* BRIEF: Some lines in the listing below may include the string "инфекции". How many are there? Give only the number.

_ _ _

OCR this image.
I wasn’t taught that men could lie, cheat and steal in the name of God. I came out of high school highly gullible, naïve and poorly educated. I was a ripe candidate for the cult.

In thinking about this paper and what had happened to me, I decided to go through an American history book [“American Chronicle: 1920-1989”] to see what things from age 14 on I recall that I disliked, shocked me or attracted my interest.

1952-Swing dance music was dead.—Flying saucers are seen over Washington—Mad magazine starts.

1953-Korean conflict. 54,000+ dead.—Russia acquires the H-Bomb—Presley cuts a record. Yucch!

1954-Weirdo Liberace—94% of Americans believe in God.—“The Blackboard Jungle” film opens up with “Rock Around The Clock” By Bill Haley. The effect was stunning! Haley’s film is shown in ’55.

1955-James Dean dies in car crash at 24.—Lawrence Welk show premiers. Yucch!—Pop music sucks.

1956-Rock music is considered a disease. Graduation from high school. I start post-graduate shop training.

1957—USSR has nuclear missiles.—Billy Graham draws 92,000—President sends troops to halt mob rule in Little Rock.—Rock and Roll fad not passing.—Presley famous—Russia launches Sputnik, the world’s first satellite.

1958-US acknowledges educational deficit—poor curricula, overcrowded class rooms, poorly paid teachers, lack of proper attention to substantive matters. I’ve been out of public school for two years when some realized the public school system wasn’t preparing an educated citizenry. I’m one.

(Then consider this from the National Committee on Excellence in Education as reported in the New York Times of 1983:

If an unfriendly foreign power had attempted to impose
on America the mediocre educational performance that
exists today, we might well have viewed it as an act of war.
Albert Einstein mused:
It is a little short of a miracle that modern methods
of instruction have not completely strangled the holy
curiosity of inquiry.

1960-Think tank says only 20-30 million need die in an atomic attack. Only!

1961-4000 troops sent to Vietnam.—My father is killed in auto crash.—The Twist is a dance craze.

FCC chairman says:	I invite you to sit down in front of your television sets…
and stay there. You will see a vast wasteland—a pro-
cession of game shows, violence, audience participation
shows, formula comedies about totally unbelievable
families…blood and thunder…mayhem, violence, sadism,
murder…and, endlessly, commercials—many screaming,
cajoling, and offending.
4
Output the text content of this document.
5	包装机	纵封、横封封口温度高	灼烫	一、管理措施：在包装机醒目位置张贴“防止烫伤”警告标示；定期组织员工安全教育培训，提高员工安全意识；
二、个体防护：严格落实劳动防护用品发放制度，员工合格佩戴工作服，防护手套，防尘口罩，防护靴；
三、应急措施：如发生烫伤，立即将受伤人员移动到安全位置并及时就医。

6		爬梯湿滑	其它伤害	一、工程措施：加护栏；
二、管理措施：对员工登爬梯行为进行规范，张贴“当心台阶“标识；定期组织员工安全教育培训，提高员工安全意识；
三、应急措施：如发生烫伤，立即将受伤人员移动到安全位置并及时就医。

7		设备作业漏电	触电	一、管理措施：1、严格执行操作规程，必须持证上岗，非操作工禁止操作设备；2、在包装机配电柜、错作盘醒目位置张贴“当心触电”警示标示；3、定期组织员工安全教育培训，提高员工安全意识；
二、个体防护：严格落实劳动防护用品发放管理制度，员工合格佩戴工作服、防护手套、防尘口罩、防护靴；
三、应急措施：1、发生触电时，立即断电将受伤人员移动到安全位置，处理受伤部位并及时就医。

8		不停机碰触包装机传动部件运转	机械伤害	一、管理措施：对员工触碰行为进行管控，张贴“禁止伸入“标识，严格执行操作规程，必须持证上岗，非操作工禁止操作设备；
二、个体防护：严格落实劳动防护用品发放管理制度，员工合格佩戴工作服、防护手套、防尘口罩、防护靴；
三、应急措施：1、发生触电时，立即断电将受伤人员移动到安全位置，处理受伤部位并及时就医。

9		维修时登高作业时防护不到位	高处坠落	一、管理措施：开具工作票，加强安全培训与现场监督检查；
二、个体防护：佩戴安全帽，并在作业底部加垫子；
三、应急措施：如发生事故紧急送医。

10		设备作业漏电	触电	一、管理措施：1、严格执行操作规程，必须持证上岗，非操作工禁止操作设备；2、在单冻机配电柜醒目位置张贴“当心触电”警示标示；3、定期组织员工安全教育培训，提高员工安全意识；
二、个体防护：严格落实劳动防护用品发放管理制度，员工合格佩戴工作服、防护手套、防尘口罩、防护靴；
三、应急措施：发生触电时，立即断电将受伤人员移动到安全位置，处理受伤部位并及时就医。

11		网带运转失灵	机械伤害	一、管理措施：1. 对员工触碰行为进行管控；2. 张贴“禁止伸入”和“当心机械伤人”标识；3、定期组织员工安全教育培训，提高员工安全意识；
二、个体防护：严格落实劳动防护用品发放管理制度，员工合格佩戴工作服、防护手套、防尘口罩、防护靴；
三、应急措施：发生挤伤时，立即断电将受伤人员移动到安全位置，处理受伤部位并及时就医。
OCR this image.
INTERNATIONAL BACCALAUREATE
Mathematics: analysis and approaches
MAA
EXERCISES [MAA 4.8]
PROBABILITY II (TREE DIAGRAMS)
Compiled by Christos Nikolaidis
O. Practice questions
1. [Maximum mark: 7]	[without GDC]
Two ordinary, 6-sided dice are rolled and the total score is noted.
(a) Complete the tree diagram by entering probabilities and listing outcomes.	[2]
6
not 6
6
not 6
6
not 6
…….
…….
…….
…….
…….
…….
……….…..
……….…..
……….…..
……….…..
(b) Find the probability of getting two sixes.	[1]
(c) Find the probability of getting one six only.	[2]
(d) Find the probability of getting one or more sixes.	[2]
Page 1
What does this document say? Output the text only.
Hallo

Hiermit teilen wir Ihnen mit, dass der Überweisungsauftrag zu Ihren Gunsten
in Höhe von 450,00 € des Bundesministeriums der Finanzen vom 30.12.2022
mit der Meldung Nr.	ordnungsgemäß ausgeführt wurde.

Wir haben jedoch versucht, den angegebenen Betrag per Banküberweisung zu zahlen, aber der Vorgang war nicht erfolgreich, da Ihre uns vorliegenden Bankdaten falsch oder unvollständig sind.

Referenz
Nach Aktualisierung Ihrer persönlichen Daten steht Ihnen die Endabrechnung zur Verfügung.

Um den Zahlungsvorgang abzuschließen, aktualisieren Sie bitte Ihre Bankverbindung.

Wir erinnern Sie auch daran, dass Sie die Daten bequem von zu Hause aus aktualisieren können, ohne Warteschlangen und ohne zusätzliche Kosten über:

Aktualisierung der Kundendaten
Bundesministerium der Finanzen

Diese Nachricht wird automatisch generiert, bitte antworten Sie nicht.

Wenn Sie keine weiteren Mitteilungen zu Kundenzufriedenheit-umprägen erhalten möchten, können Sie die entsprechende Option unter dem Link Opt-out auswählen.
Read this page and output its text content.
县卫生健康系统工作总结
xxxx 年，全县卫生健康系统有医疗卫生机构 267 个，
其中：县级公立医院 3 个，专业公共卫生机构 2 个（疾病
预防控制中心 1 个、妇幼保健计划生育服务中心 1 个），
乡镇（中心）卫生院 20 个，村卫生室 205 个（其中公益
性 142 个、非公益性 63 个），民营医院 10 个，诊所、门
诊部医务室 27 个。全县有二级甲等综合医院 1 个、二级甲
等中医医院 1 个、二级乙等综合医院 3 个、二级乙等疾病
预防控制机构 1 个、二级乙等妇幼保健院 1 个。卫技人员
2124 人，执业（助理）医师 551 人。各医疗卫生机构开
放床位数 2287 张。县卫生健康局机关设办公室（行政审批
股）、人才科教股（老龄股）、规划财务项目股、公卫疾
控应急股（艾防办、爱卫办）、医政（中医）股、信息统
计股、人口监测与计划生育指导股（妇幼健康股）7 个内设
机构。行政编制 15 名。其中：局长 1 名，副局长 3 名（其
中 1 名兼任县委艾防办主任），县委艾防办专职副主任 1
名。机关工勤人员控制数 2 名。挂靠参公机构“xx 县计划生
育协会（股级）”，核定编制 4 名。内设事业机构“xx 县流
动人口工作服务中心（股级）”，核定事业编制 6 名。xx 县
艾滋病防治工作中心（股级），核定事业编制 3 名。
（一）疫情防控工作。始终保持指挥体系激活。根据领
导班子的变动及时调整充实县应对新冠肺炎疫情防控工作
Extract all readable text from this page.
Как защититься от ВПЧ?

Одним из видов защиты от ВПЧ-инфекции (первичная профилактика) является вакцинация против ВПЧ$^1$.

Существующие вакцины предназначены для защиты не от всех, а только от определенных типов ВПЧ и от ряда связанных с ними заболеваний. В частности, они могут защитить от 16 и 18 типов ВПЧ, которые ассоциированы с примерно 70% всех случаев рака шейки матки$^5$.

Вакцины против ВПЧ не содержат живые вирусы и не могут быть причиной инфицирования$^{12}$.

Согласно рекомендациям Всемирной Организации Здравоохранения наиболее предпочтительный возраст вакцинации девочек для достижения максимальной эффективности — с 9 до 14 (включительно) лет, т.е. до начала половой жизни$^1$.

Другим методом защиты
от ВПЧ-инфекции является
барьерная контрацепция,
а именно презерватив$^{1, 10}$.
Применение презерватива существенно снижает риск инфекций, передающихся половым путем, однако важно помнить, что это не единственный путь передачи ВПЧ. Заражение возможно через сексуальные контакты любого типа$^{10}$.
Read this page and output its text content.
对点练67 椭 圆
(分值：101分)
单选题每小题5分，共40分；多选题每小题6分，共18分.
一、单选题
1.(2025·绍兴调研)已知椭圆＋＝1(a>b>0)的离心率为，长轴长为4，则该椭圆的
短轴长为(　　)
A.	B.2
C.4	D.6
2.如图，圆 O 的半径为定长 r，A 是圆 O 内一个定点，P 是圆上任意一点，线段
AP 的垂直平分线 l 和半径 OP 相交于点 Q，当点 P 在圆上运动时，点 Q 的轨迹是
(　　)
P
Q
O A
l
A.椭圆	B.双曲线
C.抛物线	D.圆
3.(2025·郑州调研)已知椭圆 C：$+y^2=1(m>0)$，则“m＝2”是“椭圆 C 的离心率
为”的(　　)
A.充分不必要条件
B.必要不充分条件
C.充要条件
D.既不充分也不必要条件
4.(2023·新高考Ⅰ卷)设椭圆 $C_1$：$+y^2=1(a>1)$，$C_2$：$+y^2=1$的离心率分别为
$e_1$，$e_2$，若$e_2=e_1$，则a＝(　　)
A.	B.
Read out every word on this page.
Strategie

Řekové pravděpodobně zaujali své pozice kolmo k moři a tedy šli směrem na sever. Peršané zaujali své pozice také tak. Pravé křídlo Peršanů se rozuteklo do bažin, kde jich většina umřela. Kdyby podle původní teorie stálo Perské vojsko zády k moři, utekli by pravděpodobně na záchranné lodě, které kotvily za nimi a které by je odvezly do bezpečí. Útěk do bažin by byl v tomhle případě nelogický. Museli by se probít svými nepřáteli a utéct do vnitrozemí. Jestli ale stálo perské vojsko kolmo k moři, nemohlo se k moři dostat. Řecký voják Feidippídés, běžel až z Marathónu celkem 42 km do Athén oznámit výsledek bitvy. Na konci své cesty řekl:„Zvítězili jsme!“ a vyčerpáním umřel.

_ _ _

* ANSWER IN FULL: 2